# start of SUPPLIED RECORDS

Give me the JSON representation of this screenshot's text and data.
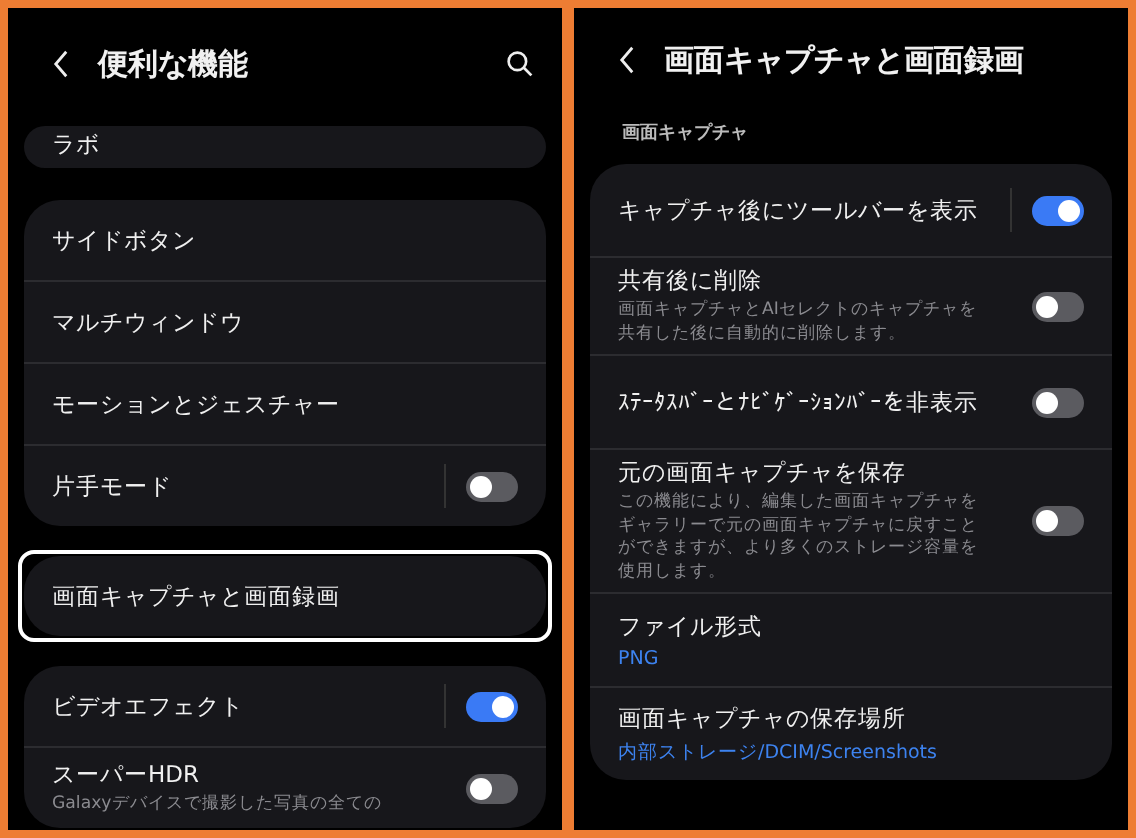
{
  "left": {
    "title": "便利な機能",
    "groups": [
      {
        "highlighted": false,
        "items": [
          {
            "kind": "link",
            "label": "ラボ"
          }
        ]
      },
      {
        "highlighted": false,
        "items": [
          {
            "kind": "link",
            "label": "サイドボタン"
          },
          {
            "kind": "link",
            "label": "マルチウィンドウ"
          },
          {
            "kind": "link",
            "label": "モーションとジェスチャー"
          },
          {
            "kind": "switch",
            "label": "片手モード",
            "separator": true,
            "on": false
          }
        ]
      },
      {
        "highlighted": true,
        "items": [
          {
            "kind": "link",
            "label": "画面キャプチャと画面録画"
          }
        ]
      },
      {
        "highlighted": false,
        "items": [
          {
            "kind": "switch",
            "label": "ビデオエフェクト",
            "separator": true,
            "on": true
          },
          {
            "kind": "switch",
            "label": "スーパーHDR",
            "description": "Galaxyデバイスで撮影した写真の全ての",
            "separator": false,
            "on": false
          }
        ]
      }
    ]
  },
  "right": {
    "title": "画面キャプチャと画面録画",
    "section": "画面キャプチャ",
    "groups": [
      {
        "highlighted": false,
        "items": [
          {
            "kind": "switch",
            "label": "キャプチャ後にツールバーを表示",
            "separator": true,
            "on": true
          },
          {
            "kind": "switch",
            "label": "共有後に削除",
            "description": "画面キャプチャとAIセレクトのキャプチャを共有した後に自動的に削除します。",
            "separator": false,
            "on": false
          },
          {
            "kind": "switch",
            "label": "ｽﾃｰﾀｽﾊﾞｰとﾅﾋﾞｹﾞｰｼｮﾝﾊﾞｰを非表示",
            "separator": false,
            "on": false
          },
          {
            "kind": "switch",
            "label": "元の画面キャプチャを保存",
            "description": "この機能により、編集した画面キャプチャをギャラリーで元の画面キャプチャに戻すことができますが、より多くのストレージ容量を使用します。",
            "separator": false,
            "on": false
          },
          {
            "kind": "value",
            "label": "ファイル形式",
            "value": "PNG"
          },
          {
            "kind": "value",
            "label": "画面キャプチャの保存場所",
            "value": "内部ストレージ/DCIM/Screenshots"
          }
        ]
      }
    ]
  }
}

# end of SUPPLIED RECORDS

### WHAT IS EXPECTED
Restate the entire listing word for word, excluding pictures.

### TASK OUTPUT
Give me the JSON representation of this screenshot's text and data.
{
  "left": {
    "title": "便利な機能",
    "groups": [
      {
        "highlighted": false,
        "items": [
          {
            "kind": "link",
            "label": "ラボ"
          }
        ]
      },
      {
        "highlighted": false,
        "items": [
          {
            "kind": "link",
            "label": "サイドボタン"
          },
          {
            "kind": "link",
            "label": "マルチウィンドウ"
          },
          {
            "kind": "link",
            "label": "モーションとジェスチャー"
          },
          {
            "kind": "switch",
            "label": "片手モード",
            "separator": true,
            "on": false
          }
        ]
      },
      {
        "highlighted": true,
        "items": [
          {
            "kind": "link",
            "label": "画面キャプチャと画面録画"
          }
        ]
      },
      {
        "highlighted": false,
        "items": [
          {
            "kind": "switch",
            "label": "ビデオエフェクト",
            "separator": true,
            "on": true
          },
          {
            "kind": "switch",
            "label": "スーパーHDR",
            "description": "Galaxyデバイスで撮影した写真の全ての",
            "separator": false,
            "on": false
          }
        ]
      }
    ]
  },
  "right": {
    "title": "画面キャプチャと画面録画",
    "section": "画面キャプチャ",
    "groups": [
      {
        "highlighted": false,
        "items": [
          {
            "kind": "switch",
            "label": "キャプチャ後にツールバーを表示",
            "separator": true,
            "on": true
          },
          {
            "kind": "switch",
            "label": "共有後に削除",
            "description": "画面キャプチャとAIセレクトのキャプチャを共有した後に自動的に削除します。",
            "separator": false,
            "on": false
          },
          {
            "kind": "switch",
            "label": "ｽﾃｰﾀｽﾊﾞｰとﾅﾋﾞｹﾞｰｼｮﾝﾊﾞｰを非表示",
            "separator": false,
            "on": false
          },
          {
            "kind": "switch",
            "label": "元の画面キャプチャを保存",
            "description": "この機能により、編集した画面キャプチャをギャラリーで元の画面キャプチャに戻すことができますが、より多くのストレージ容量を使用します。",
            "separator": false,
            "on": false
          },
          {
            "kind": "value",
            "label": "ファイル形式",
            "value": "PNG"
          },
          {
            "kind": "value",
            "label": "画面キャプチャの保存場所",
            "value": "内部ストレージ/DCIM/Screenshots"
          }
        ]
      }
    ]
  }
}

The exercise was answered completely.